### WORK INSTRUCTIONS
In the entries below, count every line with the word "this". Return only the count.

(Structured figure records)
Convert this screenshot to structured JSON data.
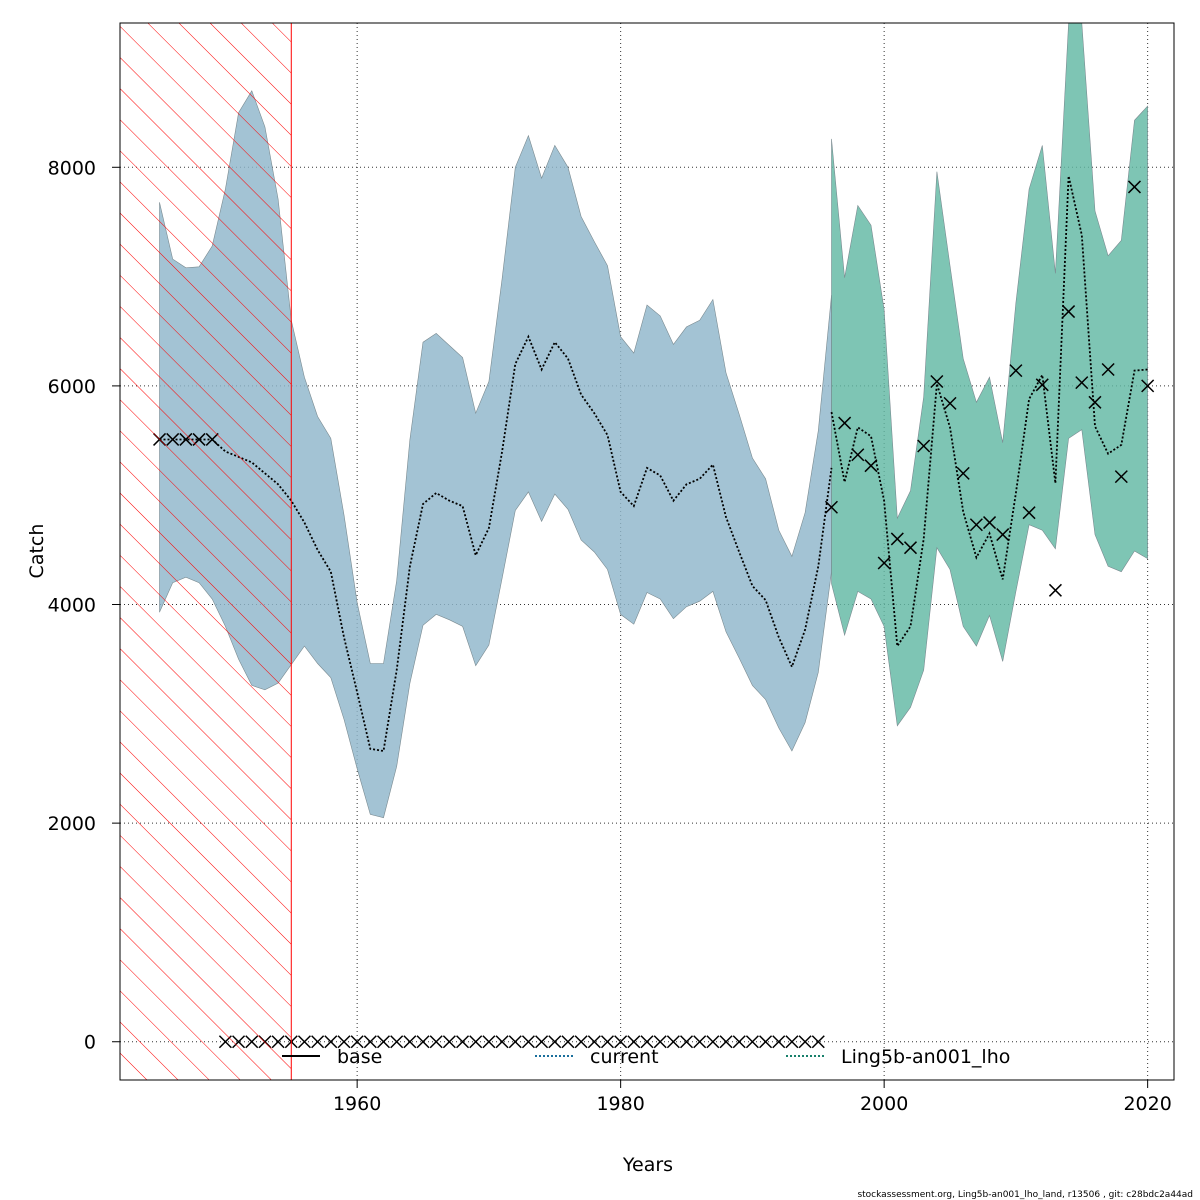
{
  "chart_data": {
    "type": "line",
    "xlabel": "Years",
    "ylabel": "Catch",
    "footer": "stockassessment.org, Ling5b-an001_lho_land, r13506 , git: c28bdc2a44ad",
    "xlim": [
      1942,
      2022
    ],
    "ylim": [
      -350,
      9320
    ],
    "x_ticks": [
      1960,
      1980,
      2000,
      2020
    ],
    "y_ticks": [
      0,
      2000,
      4000,
      6000,
      8000
    ],
    "grid": true,
    "legend_position": "bottom",
    "legend": [
      {
        "label": "base",
        "color": "#000000",
        "dash": "solid"
      },
      {
        "label": "current",
        "color": "#1a6f9c",
        "dash": "dotted"
      },
      {
        "label": "Ling5b-an001_lho",
        "color": "#17806b",
        "dash": "dotted"
      }
    ],
    "shaded_period": {
      "from": 1942,
      "to": 1955,
      "color": "#ff0000"
    },
    "series": [
      {
        "name": "current",
        "color": "#1a6f9c",
        "band_color": "#8fb6cb",
        "x": [
          1945,
          1946,
          1947,
          1948,
          1949,
          1950,
          1951,
          1952,
          1953,
          1954,
          1955,
          1956,
          1957,
          1958,
          1959,
          1960,
          1961,
          1962,
          1963,
          1964,
          1965,
          1966,
          1967,
          1968,
          1969,
          1970,
          1971,
          1972,
          1973,
          1974,
          1975,
          1976,
          1977,
          1978,
          1979,
          1980,
          1981,
          1982,
          1983,
          1984,
          1985,
          1986,
          1987,
          1988,
          1989,
          1990,
          1991,
          1992,
          1993,
          1994,
          1995,
          1996
        ],
        "y": [
          5510,
          5510,
          5510,
          5510,
          5510,
          5400,
          5350,
          5300,
          5200,
          5100,
          4950,
          4750,
          4500,
          4300,
          3700,
          3200,
          2680,
          2660,
          3400,
          4350,
          4920,
          5020,
          4950,
          4900,
          4450,
          4700,
          5400,
          6200,
          6450,
          6150,
          6400,
          6250,
          5920,
          5750,
          5550,
          5030,
          4900,
          5250,
          5180,
          4950,
          5100,
          5150,
          5280,
          4800,
          4480,
          4170,
          4040,
          3700,
          3430,
          3770,
          4350,
          5250
        ],
        "lower": [
          3930,
          4200,
          4250,
          4200,
          4050,
          3800,
          3500,
          3260,
          3220,
          3280,
          3450,
          3620,
          3460,
          3330,
          2950,
          2500,
          2080,
          2050,
          2520,
          3280,
          3810,
          3910,
          3860,
          3800,
          3440,
          3630,
          4240,
          4860,
          5030,
          4760,
          5010,
          4870,
          4590,
          4480,
          4320,
          3910,
          3820,
          4110,
          4050,
          3870,
          3980,
          4030,
          4120,
          3750,
          3510,
          3260,
          3130,
          2870,
          2660,
          2920,
          3380,
          4300
        ],
        "upper": [
          7680,
          7160,
          7080,
          7090,
          7280,
          7800,
          8500,
          8700,
          8370,
          7710,
          6600,
          6080,
          5720,
          5520,
          4820,
          4020,
          3460,
          3460,
          4220,
          5510,
          6400,
          6480,
          6370,
          6260,
          5750,
          6040,
          6980,
          8000,
          8290,
          7900,
          8200,
          8000,
          7550,
          7320,
          7100,
          6450,
          6300,
          6740,
          6640,
          6380,
          6540,
          6600,
          6790,
          6120,
          5740,
          5340,
          5150,
          4680,
          4440,
          4840,
          5590,
          6830
        ]
      },
      {
        "name": "Ling5b-an001_lho",
        "color": "#17806b",
        "band_color": "#61b8a4",
        "x": [
          1996,
          1997,
          1998,
          1999,
          2000,
          2001,
          2002,
          2003,
          2004,
          2005,
          2006,
          2007,
          2008,
          2009,
          2010,
          2011,
          2012,
          2013,
          2014,
          2015,
          2016,
          2017,
          2018,
          2019,
          2020
        ],
        "y": [
          5760,
          5120,
          5620,
          5540,
          4950,
          3620,
          3800,
          4600,
          6020,
          5620,
          4850,
          4430,
          4650,
          4230,
          5020,
          5880,
          6100,
          5110,
          7920,
          7380,
          5630,
          5380,
          5460,
          6140,
          6150
        ],
        "lower": [
          4190,
          3720,
          4120,
          4050,
          3800,
          2890,
          3060,
          3400,
          4520,
          4320,
          3800,
          3620,
          3900,
          3480,
          4120,
          4730,
          4680,
          4510,
          5520,
          5600,
          4640,
          4350,
          4300,
          4490,
          4420
        ],
        "upper": [
          8260,
          6990,
          7650,
          7470,
          6700,
          4790,
          5040,
          5900,
          7960,
          7100,
          6250,
          5850,
          6080,
          5480,
          6760,
          7800,
          8200,
          7030,
          9320,
          9320,
          7600,
          7190,
          7330,
          8430,
          8560
        ]
      }
    ],
    "observations": {
      "marker": "x",
      "x": [
        1945,
        1946,
        1947,
        1948,
        1949,
        1950,
        1951,
        1952,
        1953,
        1954,
        1955,
        1956,
        1957,
        1958,
        1959,
        1960,
        1961,
        1962,
        1963,
        1964,
        1965,
        1966,
        1967,
        1968,
        1969,
        1970,
        1971,
        1972,
        1973,
        1974,
        1975,
        1976,
        1977,
        1978,
        1979,
        1980,
        1981,
        1982,
        1983,
        1984,
        1985,
        1986,
        1987,
        1988,
        1989,
        1990,
        1991,
        1992,
        1993,
        1994,
        1995,
        1996,
        1997,
        1998,
        1999,
        2000,
        2001,
        2002,
        2003,
        2004,
        2005,
        2006,
        2007,
        2008,
        2009,
        2010,
        2011,
        2012,
        2013,
        2014,
        2015,
        2016,
        2017,
        2018,
        2019,
        2020
      ],
      "y": [
        5510,
        5510,
        5510,
        5510,
        5510,
        0,
        0,
        0,
        0,
        0,
        0,
        0,
        0,
        0,
        0,
        0,
        0,
        0,
        0,
        0,
        0,
        0,
        0,
        0,
        0,
        0,
        0,
        0,
        0,
        0,
        0,
        0,
        0,
        0,
        0,
        0,
        0,
        0,
        0,
        0,
        0,
        0,
        0,
        0,
        0,
        0,
        0,
        0,
        0,
        0,
        0,
        4890,
        5660,
        5370,
        5270,
        4380,
        4600,
        4520,
        5450,
        6040,
        5840,
        5200,
        4730,
        4750,
        4640,
        6140,
        4840,
        6010,
        4130,
        6680,
        6030,
        5850,
        6150,
        5170,
        7820,
        6000
      ]
    }
  }
}
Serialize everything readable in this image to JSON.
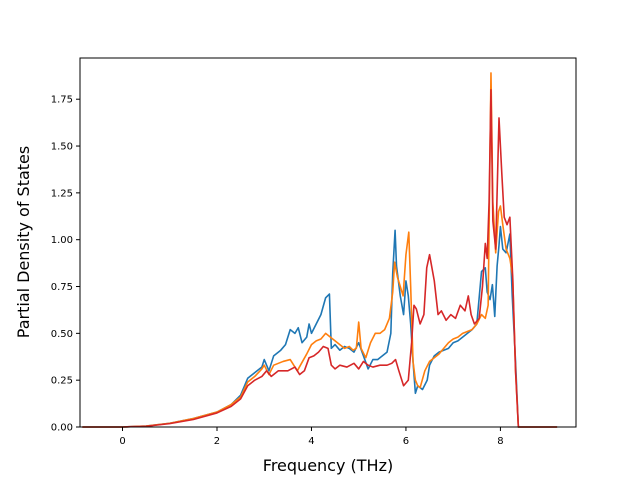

### OUTPUT OF THE TASK
2